• **Exercise description**: Below are some entries. Copy each line that holds the string "text".
┌─ Input
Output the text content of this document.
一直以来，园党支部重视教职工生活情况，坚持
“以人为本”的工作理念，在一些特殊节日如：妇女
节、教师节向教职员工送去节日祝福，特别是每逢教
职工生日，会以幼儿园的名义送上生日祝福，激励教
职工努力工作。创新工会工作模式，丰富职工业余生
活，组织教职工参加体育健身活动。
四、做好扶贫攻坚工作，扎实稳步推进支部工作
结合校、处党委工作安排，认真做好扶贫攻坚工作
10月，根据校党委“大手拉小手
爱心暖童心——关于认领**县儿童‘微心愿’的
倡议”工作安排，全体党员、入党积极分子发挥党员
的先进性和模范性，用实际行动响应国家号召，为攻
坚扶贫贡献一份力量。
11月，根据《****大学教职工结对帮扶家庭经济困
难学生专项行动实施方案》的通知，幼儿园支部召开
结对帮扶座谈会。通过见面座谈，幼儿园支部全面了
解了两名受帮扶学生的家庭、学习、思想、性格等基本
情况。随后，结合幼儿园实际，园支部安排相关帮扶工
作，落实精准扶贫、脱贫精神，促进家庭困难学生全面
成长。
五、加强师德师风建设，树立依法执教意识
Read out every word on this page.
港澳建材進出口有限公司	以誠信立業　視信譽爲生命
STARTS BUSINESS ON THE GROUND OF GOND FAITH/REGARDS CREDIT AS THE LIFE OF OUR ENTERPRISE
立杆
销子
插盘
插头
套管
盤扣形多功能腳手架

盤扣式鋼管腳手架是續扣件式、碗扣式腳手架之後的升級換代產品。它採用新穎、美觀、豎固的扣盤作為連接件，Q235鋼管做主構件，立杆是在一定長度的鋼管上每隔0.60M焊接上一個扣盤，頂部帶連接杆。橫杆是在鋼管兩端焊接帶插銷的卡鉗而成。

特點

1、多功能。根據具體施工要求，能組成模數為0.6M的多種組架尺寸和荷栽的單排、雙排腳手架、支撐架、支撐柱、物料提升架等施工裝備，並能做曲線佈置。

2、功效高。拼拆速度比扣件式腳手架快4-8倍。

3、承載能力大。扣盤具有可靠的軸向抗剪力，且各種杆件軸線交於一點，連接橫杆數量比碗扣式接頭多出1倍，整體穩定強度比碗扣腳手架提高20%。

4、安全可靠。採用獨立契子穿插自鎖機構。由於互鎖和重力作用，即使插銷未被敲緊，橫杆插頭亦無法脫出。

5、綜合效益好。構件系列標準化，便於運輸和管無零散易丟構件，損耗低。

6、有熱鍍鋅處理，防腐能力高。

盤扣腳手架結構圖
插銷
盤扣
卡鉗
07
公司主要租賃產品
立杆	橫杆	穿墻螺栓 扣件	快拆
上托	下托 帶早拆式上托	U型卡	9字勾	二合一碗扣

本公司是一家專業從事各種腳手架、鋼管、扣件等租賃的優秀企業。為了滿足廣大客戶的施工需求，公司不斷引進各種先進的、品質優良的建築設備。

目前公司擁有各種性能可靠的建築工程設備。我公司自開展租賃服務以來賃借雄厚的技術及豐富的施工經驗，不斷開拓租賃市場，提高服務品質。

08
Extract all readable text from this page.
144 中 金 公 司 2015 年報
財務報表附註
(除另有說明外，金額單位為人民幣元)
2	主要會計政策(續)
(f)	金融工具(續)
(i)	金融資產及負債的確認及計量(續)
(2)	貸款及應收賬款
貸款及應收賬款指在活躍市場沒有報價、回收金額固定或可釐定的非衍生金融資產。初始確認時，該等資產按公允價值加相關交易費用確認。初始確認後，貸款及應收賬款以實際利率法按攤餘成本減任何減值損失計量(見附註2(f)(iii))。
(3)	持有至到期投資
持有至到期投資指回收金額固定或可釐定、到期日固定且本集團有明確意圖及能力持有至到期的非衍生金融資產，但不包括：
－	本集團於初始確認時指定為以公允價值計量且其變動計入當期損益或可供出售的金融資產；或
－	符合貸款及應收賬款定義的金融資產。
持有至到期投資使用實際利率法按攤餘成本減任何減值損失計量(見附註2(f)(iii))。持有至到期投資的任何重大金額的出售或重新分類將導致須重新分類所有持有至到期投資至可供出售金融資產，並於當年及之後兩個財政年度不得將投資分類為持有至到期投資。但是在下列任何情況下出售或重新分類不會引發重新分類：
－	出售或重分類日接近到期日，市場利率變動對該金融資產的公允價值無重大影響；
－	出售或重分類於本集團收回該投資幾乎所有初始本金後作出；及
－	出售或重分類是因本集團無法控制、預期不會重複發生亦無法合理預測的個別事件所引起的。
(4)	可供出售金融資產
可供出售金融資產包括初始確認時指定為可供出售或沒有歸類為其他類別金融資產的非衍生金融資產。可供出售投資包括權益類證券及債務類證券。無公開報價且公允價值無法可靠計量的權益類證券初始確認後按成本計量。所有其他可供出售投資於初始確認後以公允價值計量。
└─
• **Answer to the exercise**:
Output the text content of this document.
Extract all readable text from this page.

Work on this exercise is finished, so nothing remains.